* **Objective**
Look through the lines below and state how many hold the word "определяются". Write only the number.

* **Provided records**
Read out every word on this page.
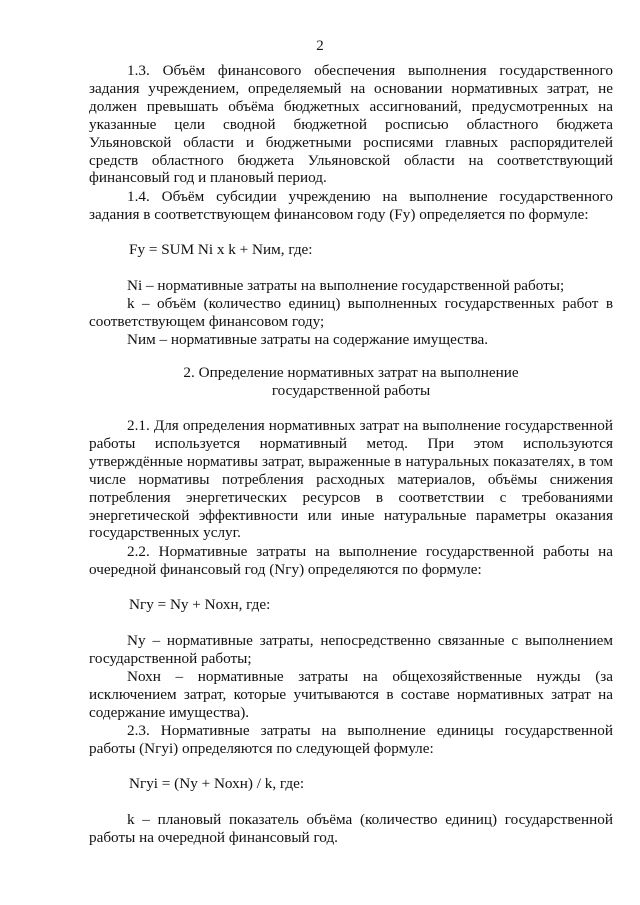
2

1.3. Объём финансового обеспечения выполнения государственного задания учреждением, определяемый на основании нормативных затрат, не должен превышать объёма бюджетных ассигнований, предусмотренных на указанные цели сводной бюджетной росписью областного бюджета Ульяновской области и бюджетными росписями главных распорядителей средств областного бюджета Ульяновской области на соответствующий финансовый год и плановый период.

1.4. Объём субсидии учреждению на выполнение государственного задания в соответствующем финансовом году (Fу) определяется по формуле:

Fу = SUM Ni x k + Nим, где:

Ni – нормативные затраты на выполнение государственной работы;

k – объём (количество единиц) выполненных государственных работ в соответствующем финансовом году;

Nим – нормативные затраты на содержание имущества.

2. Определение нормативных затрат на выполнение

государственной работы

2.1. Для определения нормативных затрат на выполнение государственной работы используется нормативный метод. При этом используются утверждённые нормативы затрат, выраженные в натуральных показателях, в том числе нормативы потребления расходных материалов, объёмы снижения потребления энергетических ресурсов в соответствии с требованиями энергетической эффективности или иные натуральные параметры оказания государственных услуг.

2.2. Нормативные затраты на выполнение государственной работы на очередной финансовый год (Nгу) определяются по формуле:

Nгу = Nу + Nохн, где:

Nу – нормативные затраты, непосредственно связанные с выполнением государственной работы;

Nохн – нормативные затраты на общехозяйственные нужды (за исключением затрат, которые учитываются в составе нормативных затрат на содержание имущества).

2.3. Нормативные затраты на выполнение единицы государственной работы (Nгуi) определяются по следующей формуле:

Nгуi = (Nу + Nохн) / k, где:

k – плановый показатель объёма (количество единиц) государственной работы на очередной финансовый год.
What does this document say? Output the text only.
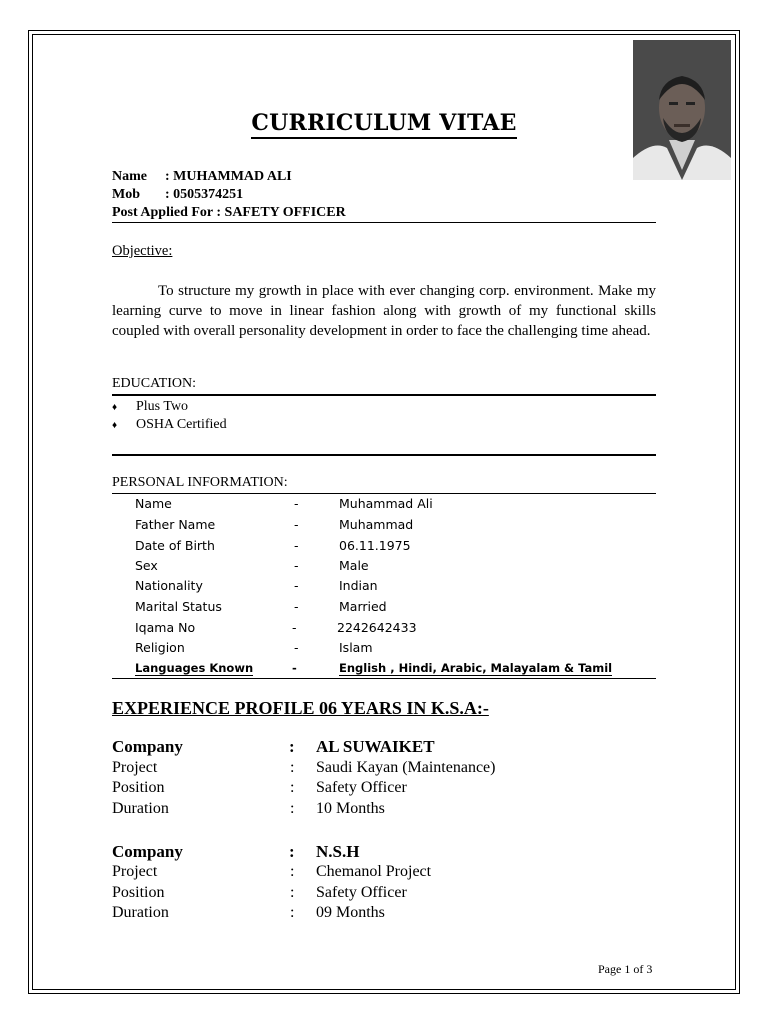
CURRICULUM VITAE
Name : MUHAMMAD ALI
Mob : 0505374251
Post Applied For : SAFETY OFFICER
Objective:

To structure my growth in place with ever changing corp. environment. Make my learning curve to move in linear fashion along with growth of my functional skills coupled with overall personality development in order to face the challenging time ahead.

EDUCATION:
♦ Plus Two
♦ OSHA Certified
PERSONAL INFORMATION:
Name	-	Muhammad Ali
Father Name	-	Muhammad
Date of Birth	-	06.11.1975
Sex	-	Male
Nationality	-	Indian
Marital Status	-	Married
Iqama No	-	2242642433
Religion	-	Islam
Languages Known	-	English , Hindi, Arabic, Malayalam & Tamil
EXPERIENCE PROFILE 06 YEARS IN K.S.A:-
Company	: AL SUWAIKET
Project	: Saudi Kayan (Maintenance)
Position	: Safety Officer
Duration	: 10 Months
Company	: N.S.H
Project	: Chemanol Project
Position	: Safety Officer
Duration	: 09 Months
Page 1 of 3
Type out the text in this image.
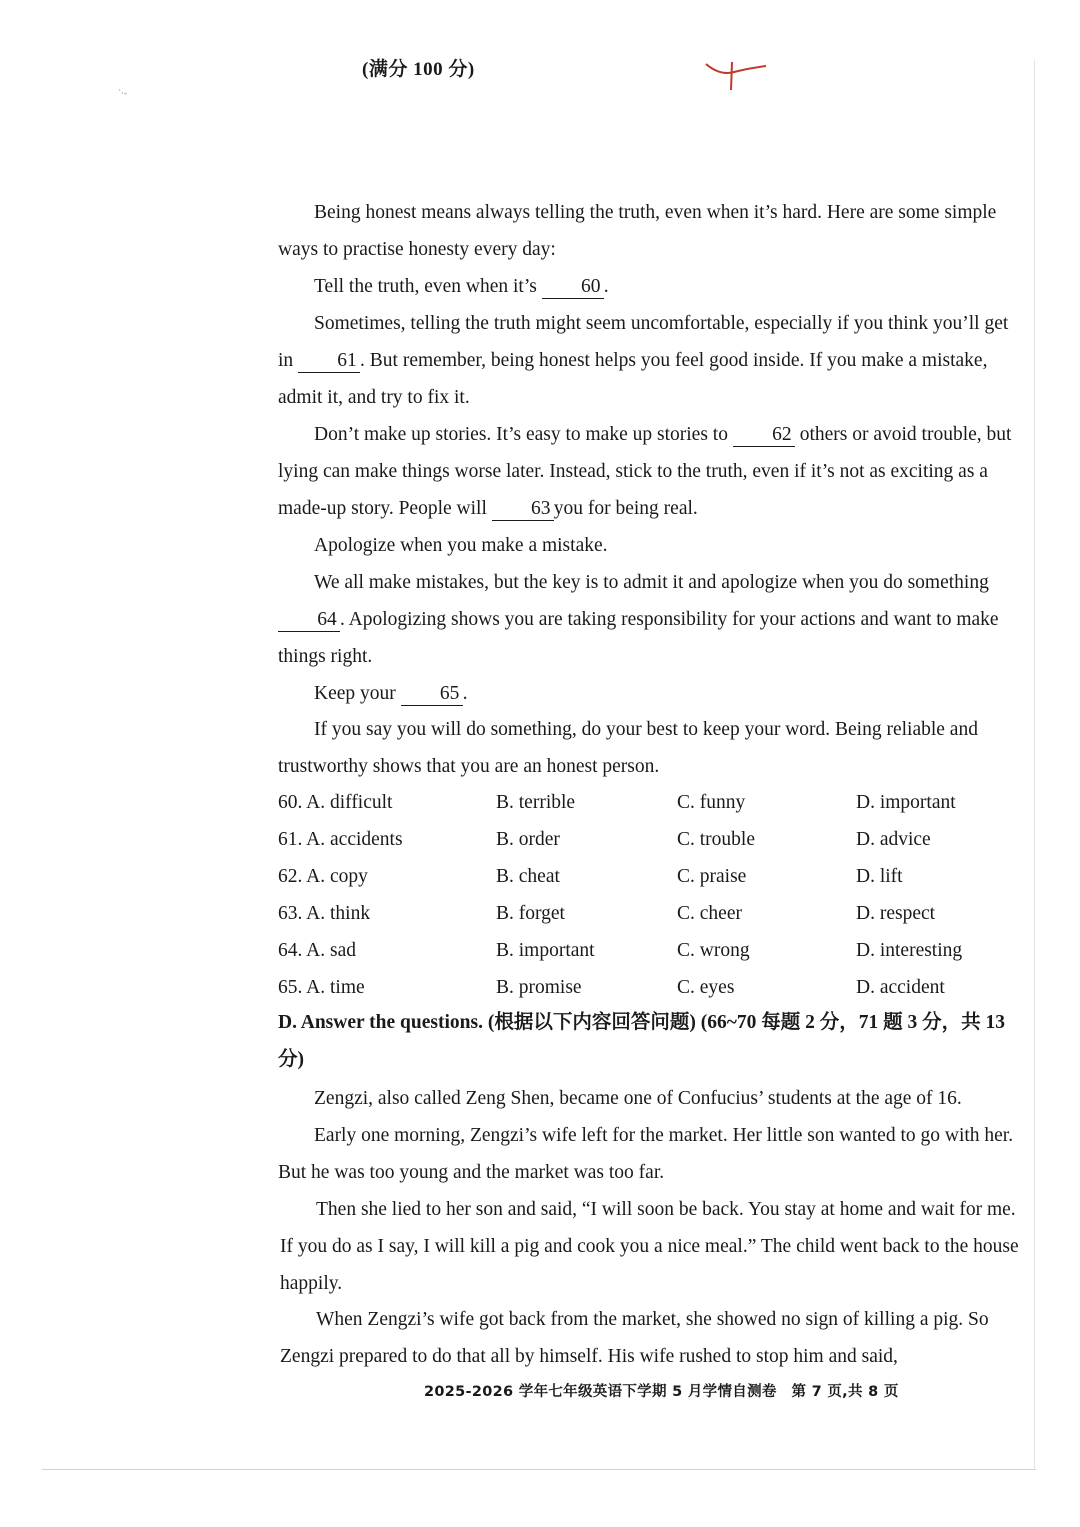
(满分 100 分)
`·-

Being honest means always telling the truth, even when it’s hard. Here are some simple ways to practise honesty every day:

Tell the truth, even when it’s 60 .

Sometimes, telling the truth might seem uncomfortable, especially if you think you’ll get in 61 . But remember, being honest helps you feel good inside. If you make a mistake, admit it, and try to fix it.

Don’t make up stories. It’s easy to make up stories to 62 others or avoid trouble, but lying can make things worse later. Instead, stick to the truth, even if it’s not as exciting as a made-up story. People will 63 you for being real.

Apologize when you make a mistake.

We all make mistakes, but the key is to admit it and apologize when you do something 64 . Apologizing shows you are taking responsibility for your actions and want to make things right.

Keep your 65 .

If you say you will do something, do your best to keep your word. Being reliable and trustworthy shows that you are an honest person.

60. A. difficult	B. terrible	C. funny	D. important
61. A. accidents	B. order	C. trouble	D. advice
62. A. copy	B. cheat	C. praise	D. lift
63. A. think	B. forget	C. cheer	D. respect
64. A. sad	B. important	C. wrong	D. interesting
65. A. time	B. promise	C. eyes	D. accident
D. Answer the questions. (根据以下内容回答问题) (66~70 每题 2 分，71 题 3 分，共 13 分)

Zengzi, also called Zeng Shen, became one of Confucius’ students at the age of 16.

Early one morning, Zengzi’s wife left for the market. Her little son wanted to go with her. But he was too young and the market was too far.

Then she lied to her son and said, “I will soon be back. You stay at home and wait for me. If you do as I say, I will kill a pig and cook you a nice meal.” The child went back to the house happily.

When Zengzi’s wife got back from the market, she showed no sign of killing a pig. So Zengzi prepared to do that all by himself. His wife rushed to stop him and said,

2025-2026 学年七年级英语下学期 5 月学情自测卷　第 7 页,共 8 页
---
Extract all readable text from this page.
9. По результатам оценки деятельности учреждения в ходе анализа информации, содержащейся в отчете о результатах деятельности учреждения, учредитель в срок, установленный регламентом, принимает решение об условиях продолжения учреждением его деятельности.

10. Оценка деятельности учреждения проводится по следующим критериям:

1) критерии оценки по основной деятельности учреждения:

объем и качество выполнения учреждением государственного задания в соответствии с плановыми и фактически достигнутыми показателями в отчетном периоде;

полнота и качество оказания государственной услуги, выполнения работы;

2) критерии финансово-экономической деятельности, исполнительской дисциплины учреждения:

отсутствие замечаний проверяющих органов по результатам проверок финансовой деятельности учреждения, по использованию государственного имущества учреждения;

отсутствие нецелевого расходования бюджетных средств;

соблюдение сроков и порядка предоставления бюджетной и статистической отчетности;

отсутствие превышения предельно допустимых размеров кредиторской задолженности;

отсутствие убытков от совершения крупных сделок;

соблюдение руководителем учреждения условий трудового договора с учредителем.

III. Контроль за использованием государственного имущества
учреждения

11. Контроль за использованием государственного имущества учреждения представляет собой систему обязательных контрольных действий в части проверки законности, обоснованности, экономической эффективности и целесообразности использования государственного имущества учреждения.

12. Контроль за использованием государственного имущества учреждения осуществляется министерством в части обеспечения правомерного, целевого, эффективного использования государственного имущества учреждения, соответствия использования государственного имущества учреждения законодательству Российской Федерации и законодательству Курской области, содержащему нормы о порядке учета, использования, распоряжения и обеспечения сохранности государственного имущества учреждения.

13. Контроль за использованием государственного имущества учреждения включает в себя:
---
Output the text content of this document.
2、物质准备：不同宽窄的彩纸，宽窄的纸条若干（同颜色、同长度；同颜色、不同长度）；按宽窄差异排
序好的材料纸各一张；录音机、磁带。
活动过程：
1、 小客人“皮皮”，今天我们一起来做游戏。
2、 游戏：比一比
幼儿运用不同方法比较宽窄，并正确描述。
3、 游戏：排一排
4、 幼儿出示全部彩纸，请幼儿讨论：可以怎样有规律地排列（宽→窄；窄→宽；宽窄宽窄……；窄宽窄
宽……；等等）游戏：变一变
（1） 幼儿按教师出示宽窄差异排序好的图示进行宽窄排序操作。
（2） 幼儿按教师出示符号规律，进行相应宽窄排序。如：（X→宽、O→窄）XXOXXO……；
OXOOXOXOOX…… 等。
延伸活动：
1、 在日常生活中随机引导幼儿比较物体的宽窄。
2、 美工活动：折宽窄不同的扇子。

* **Complete answer**
2